▸ Task requirements
A. Change "doctoral studies" to "graduate studies" in the Chen Ching-min article, and give the part starting at "Photo courtesy of" and ending at "Academy of Nursing.".
B. Answer these questions from the Chen Ching-min article:
(i) At which university does Chen teach?
(ii) In what year did Chen return from the US?
(iii) Which organization recently elected Chen as a board member?

▸ Source passage

□ □ □ □ □

Chen Ching-min (陳靜敏), head of the Taiwan Nurses’ Association, on Monday was inducted as a fellow of the nursing faculty at the Royal College of Surgeons in Ireland, the first Taiwanese ever to receive the distinction.
Chen, who teaches in National Cheng Kung University’s Department of Nursing, was inducted into the Irish institute’s Fellowship of the Faculty of Nursing and Midwifery for her outstanding service to nursing.
Chen told the ceremony that she looked forward to promoting exchanges and cooperation on public health between university’s College of Medicine, the association and the institute, said Representative to Ireland Yang Tzu-pao (楊子葆), who attended the event.
Photo courtesy of the Taipei Representative Office in Ireland
Chen has been dedicated to nursing education in Taiwan since returning from the US in 1995 after completing her doctoral studies in nursing at Indiana University.
She was recently elected as a board member of the American Academy of Nursing.

□ □ □ □ □

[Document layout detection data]
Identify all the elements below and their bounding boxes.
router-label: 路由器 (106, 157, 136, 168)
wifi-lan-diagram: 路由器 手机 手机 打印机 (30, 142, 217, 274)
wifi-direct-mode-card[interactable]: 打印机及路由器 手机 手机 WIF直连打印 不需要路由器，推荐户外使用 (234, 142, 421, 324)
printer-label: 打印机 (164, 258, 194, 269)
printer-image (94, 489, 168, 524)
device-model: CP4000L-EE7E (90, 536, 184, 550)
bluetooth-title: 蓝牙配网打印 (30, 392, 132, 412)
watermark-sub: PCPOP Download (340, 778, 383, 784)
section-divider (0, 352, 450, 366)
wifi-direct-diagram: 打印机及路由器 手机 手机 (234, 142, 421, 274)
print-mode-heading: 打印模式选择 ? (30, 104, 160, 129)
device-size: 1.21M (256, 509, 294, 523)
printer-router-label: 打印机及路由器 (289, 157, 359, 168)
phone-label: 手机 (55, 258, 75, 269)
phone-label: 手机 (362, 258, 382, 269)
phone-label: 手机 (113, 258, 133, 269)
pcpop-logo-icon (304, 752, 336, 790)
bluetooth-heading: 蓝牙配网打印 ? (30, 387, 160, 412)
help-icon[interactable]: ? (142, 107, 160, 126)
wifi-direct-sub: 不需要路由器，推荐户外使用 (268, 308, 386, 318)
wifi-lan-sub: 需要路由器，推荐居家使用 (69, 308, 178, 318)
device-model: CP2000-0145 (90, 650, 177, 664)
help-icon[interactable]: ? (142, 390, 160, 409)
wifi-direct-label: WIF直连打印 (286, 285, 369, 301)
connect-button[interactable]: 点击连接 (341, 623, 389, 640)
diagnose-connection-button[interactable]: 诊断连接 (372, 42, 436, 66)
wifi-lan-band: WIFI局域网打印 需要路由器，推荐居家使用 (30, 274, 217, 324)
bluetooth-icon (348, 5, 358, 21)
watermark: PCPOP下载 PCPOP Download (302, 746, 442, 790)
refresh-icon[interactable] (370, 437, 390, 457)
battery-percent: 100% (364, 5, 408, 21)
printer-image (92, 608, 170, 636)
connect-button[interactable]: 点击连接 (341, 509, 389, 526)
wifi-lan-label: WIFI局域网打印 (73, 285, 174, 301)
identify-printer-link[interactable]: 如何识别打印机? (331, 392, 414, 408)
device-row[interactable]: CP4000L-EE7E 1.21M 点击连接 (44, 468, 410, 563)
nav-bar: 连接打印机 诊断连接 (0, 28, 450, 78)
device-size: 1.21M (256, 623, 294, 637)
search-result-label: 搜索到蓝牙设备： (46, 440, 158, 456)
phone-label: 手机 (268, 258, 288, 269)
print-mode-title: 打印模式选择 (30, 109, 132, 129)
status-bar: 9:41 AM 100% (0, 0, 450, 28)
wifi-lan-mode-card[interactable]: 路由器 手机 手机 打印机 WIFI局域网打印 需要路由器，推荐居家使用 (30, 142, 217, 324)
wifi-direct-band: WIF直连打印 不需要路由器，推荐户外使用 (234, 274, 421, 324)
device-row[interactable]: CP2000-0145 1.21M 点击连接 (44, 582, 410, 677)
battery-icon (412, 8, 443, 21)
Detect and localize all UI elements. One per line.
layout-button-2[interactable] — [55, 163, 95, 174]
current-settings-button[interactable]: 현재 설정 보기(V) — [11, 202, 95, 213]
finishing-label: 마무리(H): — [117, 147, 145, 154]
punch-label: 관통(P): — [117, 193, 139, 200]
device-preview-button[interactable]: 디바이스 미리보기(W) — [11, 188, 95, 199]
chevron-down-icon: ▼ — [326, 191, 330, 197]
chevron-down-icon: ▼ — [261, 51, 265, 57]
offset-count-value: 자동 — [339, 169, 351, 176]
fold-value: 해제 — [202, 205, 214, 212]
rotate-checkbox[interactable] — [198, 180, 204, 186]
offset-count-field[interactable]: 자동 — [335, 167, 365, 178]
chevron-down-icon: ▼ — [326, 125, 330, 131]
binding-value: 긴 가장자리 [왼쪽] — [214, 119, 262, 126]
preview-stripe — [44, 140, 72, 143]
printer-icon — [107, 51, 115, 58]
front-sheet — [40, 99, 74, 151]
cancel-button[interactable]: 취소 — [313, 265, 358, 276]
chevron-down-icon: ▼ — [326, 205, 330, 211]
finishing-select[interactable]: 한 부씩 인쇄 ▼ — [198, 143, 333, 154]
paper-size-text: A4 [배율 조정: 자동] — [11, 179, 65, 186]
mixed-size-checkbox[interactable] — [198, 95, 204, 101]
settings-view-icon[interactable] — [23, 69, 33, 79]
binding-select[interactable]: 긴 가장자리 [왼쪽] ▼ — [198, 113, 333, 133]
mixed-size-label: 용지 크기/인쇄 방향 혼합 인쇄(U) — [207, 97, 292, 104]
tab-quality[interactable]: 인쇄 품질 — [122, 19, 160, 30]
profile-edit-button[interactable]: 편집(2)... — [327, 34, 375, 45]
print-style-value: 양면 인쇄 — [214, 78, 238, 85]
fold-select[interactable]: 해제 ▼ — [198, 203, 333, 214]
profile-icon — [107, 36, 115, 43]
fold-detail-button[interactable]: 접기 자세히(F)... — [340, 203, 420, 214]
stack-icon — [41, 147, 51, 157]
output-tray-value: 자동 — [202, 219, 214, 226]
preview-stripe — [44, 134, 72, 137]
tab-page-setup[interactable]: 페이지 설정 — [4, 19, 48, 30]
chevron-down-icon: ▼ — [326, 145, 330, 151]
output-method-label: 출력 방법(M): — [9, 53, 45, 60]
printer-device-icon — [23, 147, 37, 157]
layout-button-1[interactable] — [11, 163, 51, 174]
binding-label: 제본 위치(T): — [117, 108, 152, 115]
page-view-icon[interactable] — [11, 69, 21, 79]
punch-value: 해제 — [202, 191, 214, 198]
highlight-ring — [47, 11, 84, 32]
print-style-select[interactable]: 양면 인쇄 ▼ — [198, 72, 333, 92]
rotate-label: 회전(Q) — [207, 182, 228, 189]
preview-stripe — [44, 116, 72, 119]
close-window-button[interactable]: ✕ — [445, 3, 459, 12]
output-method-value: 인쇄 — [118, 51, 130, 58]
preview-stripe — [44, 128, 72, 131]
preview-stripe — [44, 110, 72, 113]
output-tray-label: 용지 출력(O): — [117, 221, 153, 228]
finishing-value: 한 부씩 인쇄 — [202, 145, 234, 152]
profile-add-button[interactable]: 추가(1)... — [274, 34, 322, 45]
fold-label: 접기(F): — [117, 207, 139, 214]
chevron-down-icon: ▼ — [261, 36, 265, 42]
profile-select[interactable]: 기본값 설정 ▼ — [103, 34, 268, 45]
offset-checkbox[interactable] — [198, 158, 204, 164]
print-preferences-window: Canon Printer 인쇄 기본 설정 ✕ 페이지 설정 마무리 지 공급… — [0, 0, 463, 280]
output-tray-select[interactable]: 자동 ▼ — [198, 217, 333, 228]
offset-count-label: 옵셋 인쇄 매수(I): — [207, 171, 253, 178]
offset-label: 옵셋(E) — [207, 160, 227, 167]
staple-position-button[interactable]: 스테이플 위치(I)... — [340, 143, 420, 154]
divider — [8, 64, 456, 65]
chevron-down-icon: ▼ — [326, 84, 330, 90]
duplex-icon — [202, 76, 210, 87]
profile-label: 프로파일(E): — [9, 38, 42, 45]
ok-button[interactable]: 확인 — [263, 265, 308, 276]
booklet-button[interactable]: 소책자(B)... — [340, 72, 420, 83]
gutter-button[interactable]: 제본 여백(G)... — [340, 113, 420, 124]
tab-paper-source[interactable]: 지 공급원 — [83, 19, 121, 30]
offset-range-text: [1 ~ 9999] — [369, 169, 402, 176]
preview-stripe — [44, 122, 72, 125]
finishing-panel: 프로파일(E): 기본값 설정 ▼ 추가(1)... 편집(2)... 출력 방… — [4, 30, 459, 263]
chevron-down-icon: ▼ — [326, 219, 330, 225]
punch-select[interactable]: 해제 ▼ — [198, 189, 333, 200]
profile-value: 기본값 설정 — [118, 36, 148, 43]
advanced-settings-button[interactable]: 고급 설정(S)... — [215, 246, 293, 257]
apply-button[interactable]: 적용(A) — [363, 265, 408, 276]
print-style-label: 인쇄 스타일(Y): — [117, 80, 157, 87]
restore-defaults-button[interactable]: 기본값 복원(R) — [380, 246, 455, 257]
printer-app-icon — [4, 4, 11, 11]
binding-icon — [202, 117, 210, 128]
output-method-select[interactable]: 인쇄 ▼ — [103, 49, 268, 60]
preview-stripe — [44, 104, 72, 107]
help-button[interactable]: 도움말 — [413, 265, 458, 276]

□ □ □ □ □

▸ Outputs by task
A.
Photo courtesy of the Taipei Representative Office in Ireland
Chen has been dedicated to nursing education in Taiwan since returning from the US in 1995 after completing her graduate studies in nursing at Indiana University.
She was recently elected as a board member of the American Academy of Nursing.

B.
(i) National Cheng Kung University
(ii) 1995
(iii) The American Academy of Nursing